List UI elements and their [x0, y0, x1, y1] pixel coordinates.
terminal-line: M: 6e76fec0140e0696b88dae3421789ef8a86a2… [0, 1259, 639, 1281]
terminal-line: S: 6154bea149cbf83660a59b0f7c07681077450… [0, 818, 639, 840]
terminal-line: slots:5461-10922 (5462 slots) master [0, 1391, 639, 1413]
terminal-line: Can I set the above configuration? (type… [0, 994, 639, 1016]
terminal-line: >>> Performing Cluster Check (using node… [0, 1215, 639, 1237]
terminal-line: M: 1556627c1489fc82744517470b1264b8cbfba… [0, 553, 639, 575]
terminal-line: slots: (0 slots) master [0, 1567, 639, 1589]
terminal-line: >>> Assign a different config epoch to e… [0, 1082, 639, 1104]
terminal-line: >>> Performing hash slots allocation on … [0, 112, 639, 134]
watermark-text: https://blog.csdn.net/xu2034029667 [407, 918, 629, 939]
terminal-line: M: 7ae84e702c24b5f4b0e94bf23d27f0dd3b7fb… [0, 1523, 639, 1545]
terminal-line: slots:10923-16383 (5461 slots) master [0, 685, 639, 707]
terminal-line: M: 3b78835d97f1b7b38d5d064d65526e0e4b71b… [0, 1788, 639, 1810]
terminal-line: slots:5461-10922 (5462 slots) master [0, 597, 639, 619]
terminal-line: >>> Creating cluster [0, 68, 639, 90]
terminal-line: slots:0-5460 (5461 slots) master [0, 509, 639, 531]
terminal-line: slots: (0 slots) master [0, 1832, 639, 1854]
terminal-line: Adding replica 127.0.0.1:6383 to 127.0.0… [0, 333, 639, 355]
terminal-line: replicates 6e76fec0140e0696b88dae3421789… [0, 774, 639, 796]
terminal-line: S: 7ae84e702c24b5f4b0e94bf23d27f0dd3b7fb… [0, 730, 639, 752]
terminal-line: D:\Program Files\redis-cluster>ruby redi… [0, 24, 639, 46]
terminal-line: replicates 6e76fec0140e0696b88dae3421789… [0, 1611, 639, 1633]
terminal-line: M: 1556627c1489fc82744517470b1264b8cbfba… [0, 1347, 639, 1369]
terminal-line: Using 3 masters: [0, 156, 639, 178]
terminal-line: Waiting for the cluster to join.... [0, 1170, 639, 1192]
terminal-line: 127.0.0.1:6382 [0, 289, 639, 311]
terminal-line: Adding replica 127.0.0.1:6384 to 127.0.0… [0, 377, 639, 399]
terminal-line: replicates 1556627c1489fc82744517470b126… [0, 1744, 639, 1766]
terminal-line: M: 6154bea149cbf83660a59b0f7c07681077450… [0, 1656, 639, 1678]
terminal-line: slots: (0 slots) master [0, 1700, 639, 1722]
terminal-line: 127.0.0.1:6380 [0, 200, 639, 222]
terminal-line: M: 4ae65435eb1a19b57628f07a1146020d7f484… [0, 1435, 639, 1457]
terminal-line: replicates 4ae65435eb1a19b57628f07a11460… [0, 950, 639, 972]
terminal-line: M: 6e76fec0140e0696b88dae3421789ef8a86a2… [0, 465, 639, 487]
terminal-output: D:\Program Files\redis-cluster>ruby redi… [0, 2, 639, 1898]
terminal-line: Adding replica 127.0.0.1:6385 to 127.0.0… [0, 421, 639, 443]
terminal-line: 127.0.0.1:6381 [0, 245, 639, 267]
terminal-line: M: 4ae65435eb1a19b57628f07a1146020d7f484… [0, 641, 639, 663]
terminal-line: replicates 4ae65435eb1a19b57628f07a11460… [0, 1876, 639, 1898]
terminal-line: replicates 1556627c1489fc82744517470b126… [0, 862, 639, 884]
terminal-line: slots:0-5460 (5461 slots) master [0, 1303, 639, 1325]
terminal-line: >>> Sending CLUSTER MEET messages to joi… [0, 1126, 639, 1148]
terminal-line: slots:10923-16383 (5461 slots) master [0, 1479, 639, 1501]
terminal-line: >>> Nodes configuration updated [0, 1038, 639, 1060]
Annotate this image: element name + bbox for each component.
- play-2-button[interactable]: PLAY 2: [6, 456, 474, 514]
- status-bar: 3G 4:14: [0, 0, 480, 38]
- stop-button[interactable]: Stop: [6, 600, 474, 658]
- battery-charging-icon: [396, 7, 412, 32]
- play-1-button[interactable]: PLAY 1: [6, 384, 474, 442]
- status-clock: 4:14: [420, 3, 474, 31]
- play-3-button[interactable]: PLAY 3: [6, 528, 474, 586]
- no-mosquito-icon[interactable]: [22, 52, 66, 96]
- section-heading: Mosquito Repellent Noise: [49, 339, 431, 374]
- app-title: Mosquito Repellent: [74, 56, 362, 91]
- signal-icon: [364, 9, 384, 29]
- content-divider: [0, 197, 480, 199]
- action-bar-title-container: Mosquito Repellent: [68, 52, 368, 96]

+++++

Aim of the exercise | Rewrite the listing from its first line through the line containing "terminal-line: Can I", inclusive, with "master" renamed to "primary" and everything else kept the same.

Task response |
List UI elements and their [x0, y0, x1, y1] pixel coordinates.
terminal-line: M: 6e76fec0140e0696b88dae3421789ef8a86a2… [0, 1259, 639, 1281]
terminal-line: S: 6154bea149cbf83660a59b0f7c07681077450… [0, 818, 639, 840]
terminal-line: slots:5461-10922 (5462 slots) primary [0, 1391, 639, 1413]
terminal-line: Can I set the above configuration? (type… [0, 994, 639, 1016]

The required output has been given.